EXERCISE →
Identify all lines in the listing that include the word "xlabel", and copy them out.
--- BEGIN RECORDS ---
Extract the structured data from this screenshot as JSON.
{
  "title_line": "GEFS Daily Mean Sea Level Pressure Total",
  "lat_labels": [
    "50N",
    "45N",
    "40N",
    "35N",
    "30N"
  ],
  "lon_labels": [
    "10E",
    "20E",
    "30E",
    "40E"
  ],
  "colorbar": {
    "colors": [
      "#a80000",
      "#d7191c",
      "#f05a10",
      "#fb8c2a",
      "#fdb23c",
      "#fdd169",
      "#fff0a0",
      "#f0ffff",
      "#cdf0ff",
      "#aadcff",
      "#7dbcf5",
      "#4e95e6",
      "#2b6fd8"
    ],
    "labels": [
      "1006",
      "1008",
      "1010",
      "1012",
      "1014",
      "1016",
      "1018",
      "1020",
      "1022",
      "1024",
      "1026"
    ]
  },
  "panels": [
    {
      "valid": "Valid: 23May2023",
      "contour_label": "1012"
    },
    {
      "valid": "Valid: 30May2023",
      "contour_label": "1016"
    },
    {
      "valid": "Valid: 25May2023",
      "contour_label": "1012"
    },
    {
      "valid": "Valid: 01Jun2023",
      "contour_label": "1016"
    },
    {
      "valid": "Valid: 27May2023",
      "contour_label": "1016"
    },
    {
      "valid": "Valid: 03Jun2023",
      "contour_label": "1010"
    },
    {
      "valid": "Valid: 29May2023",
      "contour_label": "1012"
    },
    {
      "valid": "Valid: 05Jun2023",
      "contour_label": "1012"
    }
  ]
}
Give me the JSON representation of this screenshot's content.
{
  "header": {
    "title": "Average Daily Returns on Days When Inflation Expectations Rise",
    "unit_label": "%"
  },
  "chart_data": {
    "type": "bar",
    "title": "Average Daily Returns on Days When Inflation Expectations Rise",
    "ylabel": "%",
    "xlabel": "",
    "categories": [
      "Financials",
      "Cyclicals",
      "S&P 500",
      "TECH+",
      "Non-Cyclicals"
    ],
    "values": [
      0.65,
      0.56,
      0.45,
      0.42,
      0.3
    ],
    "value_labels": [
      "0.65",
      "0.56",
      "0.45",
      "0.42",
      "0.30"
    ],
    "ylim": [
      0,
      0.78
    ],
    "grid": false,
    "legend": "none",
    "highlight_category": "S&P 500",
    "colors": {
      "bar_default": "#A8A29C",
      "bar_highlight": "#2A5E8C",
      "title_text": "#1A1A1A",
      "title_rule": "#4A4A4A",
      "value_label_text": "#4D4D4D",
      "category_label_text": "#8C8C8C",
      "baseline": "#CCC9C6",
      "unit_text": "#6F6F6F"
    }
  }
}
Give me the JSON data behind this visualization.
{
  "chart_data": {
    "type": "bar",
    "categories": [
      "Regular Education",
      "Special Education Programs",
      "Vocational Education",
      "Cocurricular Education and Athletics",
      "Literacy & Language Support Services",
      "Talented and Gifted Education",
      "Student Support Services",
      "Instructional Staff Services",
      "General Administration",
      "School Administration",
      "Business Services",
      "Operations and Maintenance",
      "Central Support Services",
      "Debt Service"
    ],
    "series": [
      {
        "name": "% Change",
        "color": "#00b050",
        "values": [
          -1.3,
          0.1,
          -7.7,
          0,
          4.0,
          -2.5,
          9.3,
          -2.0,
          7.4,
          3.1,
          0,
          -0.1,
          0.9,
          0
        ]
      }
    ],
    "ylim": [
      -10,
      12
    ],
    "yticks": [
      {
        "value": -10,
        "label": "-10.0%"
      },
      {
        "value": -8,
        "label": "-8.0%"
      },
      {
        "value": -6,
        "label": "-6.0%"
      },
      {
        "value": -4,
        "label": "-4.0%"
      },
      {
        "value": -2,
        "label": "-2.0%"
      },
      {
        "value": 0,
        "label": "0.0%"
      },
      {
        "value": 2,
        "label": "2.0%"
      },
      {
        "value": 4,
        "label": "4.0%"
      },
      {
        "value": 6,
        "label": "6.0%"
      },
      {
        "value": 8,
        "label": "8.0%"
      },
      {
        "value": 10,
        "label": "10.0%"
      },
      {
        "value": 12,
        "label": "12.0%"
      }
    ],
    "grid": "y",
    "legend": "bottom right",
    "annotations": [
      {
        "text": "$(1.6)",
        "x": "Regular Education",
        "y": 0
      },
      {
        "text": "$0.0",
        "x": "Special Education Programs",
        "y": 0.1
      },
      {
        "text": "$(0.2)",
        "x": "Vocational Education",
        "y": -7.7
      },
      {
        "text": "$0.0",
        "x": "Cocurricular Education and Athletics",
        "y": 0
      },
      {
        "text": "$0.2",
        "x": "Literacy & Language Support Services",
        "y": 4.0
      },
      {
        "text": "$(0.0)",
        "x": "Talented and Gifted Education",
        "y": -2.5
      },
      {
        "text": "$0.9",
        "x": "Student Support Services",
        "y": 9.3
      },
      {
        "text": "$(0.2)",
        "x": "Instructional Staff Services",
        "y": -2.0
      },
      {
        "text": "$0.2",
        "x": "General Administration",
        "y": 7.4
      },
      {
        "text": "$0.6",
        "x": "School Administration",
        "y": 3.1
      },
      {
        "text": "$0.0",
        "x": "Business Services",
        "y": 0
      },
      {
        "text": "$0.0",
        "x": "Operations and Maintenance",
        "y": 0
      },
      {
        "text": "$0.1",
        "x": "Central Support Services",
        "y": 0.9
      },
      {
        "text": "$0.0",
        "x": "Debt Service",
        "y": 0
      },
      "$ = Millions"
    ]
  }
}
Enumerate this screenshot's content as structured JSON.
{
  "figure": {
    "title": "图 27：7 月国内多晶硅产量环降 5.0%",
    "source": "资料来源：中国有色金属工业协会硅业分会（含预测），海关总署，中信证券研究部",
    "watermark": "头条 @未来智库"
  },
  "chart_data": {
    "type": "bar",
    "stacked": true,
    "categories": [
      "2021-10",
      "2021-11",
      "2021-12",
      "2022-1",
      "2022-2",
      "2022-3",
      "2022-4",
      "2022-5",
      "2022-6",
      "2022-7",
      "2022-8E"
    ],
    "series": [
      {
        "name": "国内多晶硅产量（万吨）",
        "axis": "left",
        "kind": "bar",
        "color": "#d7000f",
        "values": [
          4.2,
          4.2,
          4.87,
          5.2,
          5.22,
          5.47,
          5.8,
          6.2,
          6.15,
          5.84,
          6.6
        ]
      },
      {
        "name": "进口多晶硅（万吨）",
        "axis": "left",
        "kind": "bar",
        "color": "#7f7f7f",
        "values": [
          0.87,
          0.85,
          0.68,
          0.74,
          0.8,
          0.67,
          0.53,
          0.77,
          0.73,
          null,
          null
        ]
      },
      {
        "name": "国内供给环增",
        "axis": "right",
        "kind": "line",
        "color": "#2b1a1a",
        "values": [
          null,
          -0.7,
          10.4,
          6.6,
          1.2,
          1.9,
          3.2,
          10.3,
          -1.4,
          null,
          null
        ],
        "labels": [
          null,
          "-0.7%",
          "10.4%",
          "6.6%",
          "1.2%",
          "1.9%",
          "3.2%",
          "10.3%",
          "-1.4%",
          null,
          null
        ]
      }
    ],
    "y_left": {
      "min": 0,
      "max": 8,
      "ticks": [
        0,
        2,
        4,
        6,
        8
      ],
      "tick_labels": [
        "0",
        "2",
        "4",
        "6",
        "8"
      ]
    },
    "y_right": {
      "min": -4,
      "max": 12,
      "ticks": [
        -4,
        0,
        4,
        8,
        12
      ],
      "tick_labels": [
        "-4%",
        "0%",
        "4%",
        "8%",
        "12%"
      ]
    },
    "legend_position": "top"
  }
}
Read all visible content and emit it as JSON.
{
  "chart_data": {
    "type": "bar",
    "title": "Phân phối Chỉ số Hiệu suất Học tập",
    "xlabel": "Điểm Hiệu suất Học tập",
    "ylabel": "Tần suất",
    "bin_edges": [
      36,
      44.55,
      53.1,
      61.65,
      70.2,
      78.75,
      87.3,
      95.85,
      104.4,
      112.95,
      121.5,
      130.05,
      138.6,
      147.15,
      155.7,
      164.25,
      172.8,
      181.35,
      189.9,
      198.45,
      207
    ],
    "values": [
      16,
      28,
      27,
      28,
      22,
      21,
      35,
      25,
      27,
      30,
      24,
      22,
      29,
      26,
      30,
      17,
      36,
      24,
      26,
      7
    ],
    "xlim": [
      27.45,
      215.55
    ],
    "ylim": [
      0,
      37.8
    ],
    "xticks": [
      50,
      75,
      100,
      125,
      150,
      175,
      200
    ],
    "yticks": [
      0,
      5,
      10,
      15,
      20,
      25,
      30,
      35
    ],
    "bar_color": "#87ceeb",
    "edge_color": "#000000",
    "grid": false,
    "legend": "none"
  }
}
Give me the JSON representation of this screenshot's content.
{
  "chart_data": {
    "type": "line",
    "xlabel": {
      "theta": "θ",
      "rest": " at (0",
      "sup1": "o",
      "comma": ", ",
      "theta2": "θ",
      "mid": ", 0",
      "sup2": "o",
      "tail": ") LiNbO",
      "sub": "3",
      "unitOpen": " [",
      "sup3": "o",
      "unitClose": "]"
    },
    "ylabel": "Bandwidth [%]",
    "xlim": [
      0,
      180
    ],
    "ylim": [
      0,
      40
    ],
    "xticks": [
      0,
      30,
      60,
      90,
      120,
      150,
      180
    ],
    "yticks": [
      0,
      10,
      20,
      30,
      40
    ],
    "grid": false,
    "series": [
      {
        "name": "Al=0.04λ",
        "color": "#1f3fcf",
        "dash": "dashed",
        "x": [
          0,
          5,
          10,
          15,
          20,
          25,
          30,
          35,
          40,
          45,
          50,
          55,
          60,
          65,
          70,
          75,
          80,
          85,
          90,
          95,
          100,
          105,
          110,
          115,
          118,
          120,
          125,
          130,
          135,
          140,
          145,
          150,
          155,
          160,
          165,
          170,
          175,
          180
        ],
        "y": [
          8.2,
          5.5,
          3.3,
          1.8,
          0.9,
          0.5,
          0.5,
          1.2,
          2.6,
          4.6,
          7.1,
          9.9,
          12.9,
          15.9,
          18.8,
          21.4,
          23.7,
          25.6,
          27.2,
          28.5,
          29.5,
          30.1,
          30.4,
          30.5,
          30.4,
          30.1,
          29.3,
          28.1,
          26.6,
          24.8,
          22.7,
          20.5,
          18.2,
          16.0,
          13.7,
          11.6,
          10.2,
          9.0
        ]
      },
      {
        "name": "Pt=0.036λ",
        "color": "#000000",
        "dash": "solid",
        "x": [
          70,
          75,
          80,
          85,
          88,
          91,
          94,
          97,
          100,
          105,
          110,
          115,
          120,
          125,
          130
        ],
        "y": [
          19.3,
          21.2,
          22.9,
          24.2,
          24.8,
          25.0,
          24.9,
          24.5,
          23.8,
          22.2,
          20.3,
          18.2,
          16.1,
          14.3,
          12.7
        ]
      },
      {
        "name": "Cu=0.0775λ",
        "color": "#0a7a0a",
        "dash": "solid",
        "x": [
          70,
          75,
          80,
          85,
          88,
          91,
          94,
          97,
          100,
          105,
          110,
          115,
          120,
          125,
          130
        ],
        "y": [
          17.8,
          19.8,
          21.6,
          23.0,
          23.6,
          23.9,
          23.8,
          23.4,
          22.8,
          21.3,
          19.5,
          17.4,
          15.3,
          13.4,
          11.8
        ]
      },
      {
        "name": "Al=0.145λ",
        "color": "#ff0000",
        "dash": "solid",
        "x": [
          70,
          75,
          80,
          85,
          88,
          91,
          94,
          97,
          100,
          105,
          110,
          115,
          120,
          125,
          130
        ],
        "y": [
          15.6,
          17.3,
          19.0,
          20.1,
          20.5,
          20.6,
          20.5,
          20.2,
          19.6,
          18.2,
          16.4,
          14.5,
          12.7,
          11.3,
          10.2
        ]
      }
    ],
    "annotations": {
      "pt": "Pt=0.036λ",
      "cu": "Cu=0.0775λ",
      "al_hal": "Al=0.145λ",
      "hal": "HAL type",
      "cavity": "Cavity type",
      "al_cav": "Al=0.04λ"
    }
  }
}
--- END RECORDS ---
REPLY TO THE TASK →
    "xlabel": "",
    "xlabel": "Điểm Hiệu suất Học tập",
    "xlabel": {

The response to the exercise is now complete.